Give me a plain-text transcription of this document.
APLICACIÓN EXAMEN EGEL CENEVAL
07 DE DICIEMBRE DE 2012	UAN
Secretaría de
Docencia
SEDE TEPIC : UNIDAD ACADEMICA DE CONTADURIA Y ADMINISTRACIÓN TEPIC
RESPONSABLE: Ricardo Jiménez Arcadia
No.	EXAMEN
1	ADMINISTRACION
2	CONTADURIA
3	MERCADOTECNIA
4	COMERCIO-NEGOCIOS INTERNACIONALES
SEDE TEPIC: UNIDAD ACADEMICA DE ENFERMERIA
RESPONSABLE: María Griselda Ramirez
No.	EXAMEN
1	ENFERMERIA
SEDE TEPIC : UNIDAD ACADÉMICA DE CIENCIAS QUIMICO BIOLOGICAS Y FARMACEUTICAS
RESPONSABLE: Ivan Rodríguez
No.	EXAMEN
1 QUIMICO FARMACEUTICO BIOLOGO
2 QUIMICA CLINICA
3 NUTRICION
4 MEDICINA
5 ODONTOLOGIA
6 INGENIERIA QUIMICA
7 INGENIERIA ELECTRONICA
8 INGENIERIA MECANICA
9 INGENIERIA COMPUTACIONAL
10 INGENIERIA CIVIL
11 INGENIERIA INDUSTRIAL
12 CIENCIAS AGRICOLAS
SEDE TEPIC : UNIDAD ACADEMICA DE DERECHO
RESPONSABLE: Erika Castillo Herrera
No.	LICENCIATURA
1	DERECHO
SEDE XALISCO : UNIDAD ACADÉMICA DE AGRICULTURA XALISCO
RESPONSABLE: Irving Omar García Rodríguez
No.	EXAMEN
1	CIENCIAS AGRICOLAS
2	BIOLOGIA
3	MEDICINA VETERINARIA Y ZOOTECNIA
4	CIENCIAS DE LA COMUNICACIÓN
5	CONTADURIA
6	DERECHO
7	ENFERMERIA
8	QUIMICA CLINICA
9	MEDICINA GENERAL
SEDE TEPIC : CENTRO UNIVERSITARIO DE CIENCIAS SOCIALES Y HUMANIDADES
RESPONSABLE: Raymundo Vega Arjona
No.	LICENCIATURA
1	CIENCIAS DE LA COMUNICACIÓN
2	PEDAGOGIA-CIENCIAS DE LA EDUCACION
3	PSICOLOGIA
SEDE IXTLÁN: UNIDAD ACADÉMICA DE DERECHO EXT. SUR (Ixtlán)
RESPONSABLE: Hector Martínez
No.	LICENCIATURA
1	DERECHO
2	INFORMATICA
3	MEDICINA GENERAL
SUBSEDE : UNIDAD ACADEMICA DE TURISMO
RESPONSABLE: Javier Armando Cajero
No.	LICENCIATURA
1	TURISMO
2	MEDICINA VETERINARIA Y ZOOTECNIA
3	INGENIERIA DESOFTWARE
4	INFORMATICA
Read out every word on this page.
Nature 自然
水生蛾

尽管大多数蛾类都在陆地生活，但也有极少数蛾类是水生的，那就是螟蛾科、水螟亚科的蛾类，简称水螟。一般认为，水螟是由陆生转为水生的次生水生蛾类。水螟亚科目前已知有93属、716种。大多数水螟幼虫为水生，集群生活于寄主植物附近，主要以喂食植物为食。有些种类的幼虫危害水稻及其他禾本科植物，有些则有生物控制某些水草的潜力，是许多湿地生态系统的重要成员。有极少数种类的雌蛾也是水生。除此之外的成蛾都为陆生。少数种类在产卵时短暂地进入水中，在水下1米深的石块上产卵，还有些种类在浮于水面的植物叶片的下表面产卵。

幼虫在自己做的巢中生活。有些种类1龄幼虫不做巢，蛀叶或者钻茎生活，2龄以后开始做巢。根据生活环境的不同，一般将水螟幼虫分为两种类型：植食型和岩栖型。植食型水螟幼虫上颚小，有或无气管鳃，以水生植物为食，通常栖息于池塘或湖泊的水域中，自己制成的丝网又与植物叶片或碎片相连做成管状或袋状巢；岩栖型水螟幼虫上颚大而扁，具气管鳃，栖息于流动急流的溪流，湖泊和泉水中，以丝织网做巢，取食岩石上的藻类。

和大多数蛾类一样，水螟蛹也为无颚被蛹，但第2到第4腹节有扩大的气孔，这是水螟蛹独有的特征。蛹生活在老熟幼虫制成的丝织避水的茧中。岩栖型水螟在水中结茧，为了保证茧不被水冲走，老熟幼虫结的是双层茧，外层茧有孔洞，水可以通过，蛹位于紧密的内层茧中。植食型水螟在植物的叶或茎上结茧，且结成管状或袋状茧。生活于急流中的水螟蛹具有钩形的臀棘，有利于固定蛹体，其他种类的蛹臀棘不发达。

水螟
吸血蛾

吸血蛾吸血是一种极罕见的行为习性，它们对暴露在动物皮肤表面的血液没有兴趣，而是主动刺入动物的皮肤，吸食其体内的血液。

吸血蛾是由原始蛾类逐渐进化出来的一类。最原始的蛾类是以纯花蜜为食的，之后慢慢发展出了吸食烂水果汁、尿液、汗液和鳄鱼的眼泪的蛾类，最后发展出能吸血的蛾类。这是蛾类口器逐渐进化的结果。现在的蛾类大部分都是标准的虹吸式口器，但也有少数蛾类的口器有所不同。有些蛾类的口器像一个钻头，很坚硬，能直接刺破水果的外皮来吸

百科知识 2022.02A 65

= = = = = = =

◆ WRITTEN INSTRUCTION ◆
Look over the material above and show each line where "TEPIC" appears.

◆ OUTPUT ◆
SEDE TEPIC : UNIDAD ACADEMICA DE CONTADURIA Y ADMINISTRACIÓN TEPIC
SEDE TEPIC: UNIDAD ACADEMICA DE ENFERMERIA
SEDE TEPIC : UNIDAD ACADÉMICA DE CIENCIAS QUIMICO BIOLOGICAS Y FARMACEUTICAS
SEDE TEPIC : UNIDAD ACADEMICA DE DERECHO
SEDE TEPIC : CENTRO UNIVERSITARIO DE CIENCIAS SOCIALES Y HUMANIDADES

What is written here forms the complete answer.